- What this task involves
Each entry that follows must be output without any deviation.

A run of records
* Begin *
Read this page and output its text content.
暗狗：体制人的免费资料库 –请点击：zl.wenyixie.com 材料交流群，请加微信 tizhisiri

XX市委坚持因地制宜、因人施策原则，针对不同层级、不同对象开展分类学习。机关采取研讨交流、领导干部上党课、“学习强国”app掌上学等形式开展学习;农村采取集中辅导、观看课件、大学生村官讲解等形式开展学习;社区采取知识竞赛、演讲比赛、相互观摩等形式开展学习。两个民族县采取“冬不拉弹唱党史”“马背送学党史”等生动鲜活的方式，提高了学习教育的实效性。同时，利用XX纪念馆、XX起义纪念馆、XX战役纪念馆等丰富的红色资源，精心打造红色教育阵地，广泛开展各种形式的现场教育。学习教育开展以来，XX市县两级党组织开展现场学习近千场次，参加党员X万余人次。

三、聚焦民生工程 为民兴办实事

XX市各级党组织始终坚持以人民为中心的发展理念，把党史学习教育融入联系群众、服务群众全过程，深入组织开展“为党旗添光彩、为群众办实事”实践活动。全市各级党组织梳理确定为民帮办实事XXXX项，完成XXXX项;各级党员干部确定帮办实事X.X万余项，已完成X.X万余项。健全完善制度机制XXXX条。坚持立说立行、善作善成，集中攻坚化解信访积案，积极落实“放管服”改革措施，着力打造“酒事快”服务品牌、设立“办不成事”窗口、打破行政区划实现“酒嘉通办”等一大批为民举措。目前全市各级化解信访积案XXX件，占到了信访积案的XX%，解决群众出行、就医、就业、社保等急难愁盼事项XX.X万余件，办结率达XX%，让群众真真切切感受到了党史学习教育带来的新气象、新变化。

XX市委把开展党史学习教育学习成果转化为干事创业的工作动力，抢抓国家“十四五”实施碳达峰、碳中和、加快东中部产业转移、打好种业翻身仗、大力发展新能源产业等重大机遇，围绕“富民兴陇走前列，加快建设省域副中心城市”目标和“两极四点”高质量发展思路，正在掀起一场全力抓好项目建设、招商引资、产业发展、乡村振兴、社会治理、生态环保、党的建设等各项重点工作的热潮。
* End *
- Task response
Read this page and output its text content.
暗狗：体制人的免费资料库 –请点击：zl.wenyixie.com 材料交流群，请加微信 tizhisiri

XX市委坚持因地制宜、因人施策原则，针对不同层级、不同对象开展分类学习。机关采取研讨交流、领导干部上党课、“学习强国”app掌上学等形式开展学习;农村采取集中辅导、观看课件、大学生村官讲解等形式开展学习;社区采取知识竞赛、演讲比赛、相互观摩等形式开展学习。两个民族县采取“冬不拉弹唱党史”“马背送学党史”等生动鲜活的方式，提高了学习教育的实效性。同时，利用XX纪念馆、XX起义纪念馆、XX战役纪念馆等丰富的红色资源，精心打造红色教育阵地，广泛开展各种形式的现场教育。学习教育开展以来，XX市县两级党组织开展现场学习近千场次，参加党员X万余人次。

三、聚焦民生工程 为民兴办实事

XX市各级党组织始终坚持以人民为中心的发展理念，把党史学习教育融入联系群众、服务群众全过程，深入组织开展“为党旗添光彩、为群众办实事”实践活动。全市各级党组织梳理确定为民帮办实事XXXX项，完成XXXX项;各级党员干部确定帮办实事X.X万余项，已完成X.X万余项。健全完善制度机制XXXX条。坚持立说立行、善作善成，集中攻坚化解信访积案，积极落实“放管服”改革措施，着力打造“酒事快”服务品牌、设立“办不成事”窗口、打破行政区划实现“酒嘉通办”等一大批为民举措。目前全市各级化解信访积案XXX件，占到了信访积案的XX%，解决群众出行、就医、就业、社保等急难愁盼事项XX.X万余件，办结率达XX%，让群众真真切切感受到了党史学习教育带来的新气象、新变化。

XX市委把开展党史学习教育学习成果转化为干事创业的工作动力，抢抓国家“十四五”实施碳达峰、碳中和、加快东中部产业转移、打好种业翻身仗、大力发展新能源产业等重大机遇，围绕“富民兴陇走前列，加快建设省域副中心城市”目标和“两极四点”高质量发展思路，正在掀起一场全力抓好项目建设、招商引资、产业发展、乡村振兴、社会治理、生态环保、党的建设等各项重点工作的热潮。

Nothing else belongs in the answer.